**WHAT YOU WILL DO**
Copy each line holding the string "noodles".

# Start of ENTRIES PROVIDED

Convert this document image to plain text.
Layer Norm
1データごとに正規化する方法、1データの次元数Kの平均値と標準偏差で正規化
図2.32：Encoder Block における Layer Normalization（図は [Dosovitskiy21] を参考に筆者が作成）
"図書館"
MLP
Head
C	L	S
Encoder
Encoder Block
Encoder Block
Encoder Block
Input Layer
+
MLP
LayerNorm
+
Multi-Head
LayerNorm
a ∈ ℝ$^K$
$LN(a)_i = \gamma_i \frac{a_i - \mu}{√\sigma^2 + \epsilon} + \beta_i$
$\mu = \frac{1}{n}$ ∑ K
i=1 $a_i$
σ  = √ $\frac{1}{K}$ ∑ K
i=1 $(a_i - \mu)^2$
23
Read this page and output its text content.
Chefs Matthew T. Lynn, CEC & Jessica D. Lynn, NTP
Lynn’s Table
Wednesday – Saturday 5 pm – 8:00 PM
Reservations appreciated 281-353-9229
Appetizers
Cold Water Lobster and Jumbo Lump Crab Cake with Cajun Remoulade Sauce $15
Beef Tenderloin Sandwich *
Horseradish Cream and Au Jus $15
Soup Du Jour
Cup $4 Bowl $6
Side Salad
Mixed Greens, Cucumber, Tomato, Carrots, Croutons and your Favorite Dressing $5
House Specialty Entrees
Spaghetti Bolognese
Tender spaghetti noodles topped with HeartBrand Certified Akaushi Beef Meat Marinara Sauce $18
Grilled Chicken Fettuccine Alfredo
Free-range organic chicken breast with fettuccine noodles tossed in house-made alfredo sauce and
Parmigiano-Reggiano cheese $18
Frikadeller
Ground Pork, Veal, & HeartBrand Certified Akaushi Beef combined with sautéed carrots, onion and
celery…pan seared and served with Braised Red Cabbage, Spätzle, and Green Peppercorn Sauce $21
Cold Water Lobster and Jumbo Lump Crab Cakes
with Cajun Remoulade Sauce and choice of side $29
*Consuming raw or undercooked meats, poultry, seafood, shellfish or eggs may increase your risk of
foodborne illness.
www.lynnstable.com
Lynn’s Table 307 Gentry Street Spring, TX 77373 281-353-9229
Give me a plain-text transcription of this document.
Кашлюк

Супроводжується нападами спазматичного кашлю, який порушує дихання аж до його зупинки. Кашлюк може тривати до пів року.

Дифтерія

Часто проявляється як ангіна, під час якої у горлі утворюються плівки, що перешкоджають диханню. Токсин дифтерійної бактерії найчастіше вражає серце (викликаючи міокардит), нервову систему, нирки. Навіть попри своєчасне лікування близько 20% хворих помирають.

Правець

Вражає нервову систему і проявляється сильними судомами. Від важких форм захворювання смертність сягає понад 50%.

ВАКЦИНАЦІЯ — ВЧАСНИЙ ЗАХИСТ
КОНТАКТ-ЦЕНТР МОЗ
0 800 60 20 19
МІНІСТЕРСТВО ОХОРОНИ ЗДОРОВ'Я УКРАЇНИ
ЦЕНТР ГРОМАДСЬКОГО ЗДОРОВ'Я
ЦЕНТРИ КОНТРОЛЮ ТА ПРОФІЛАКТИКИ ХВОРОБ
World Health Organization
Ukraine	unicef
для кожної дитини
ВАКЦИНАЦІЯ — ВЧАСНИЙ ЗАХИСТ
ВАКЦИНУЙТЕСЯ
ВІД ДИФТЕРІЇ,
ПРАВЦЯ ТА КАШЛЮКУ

# End of ENTRIES PROVIDED

**THE ANSWER**
Tender spaghetti noodles topped with HeartBrand Certified Akaushi Beef Meat Marinara Sauce $18
Free-range organic chicken breast with fettuccine noodles tossed in house-made alfredo sauce and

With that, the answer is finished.